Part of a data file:
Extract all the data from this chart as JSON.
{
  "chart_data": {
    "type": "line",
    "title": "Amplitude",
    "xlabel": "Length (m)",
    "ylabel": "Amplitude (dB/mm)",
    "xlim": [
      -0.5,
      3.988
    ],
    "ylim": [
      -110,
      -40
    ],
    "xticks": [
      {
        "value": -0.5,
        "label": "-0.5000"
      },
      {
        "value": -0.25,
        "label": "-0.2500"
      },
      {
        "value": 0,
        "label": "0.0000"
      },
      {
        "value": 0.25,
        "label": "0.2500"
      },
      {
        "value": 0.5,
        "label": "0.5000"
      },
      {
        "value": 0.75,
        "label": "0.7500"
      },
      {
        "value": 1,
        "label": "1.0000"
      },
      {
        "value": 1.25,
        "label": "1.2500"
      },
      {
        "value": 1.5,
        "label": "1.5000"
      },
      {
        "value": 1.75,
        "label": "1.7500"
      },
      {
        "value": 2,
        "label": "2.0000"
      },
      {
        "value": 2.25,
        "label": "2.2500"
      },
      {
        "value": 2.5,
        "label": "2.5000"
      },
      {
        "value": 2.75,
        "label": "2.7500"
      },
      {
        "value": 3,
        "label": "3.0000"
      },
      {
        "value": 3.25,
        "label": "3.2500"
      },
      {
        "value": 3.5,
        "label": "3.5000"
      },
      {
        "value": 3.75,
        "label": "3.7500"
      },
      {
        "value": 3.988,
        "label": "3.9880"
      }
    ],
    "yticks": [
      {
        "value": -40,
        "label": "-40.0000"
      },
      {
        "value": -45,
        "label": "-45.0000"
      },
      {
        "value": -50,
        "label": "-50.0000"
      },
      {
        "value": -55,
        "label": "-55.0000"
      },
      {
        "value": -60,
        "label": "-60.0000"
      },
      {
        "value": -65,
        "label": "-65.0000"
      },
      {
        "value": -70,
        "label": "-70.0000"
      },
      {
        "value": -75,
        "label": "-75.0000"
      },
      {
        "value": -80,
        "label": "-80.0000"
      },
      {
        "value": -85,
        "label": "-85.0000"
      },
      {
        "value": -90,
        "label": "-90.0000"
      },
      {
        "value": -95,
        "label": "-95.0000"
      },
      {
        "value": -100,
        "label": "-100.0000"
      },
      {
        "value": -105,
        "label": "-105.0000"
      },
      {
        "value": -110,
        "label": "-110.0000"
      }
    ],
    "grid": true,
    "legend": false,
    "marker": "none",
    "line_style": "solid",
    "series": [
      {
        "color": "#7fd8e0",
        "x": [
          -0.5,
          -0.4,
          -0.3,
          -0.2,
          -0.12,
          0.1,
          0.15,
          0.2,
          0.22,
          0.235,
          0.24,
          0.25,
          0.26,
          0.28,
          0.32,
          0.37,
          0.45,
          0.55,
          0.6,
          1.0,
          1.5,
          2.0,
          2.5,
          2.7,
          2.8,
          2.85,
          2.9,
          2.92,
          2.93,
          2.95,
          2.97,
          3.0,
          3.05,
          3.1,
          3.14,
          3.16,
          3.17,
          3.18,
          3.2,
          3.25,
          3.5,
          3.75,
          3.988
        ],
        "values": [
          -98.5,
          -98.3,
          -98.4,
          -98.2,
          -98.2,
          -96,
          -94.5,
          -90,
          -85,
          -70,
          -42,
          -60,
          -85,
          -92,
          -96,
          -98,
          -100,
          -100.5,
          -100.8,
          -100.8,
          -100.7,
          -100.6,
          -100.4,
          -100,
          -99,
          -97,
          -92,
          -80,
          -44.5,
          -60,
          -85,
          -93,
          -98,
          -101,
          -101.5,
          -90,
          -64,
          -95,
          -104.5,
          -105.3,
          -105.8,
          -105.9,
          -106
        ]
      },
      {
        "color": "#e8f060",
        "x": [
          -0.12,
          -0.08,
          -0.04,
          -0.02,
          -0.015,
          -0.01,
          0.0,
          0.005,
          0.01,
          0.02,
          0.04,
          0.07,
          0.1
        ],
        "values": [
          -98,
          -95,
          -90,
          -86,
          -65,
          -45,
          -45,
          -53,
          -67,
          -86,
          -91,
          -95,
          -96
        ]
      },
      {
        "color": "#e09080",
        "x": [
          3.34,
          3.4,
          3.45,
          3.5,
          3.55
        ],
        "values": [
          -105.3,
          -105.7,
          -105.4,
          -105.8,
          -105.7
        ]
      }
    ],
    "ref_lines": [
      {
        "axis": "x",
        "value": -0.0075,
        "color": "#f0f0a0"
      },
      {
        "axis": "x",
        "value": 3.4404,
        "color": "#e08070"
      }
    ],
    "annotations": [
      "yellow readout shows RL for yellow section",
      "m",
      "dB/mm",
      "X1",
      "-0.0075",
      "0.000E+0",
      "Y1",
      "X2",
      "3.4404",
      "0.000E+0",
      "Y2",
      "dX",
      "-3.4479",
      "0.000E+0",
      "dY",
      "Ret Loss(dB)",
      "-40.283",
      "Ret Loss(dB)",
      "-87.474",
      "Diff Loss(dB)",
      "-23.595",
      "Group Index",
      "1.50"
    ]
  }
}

_Instruction_
Determine how many lines of this listing contain "color", and give only the number.

_Right answer_
5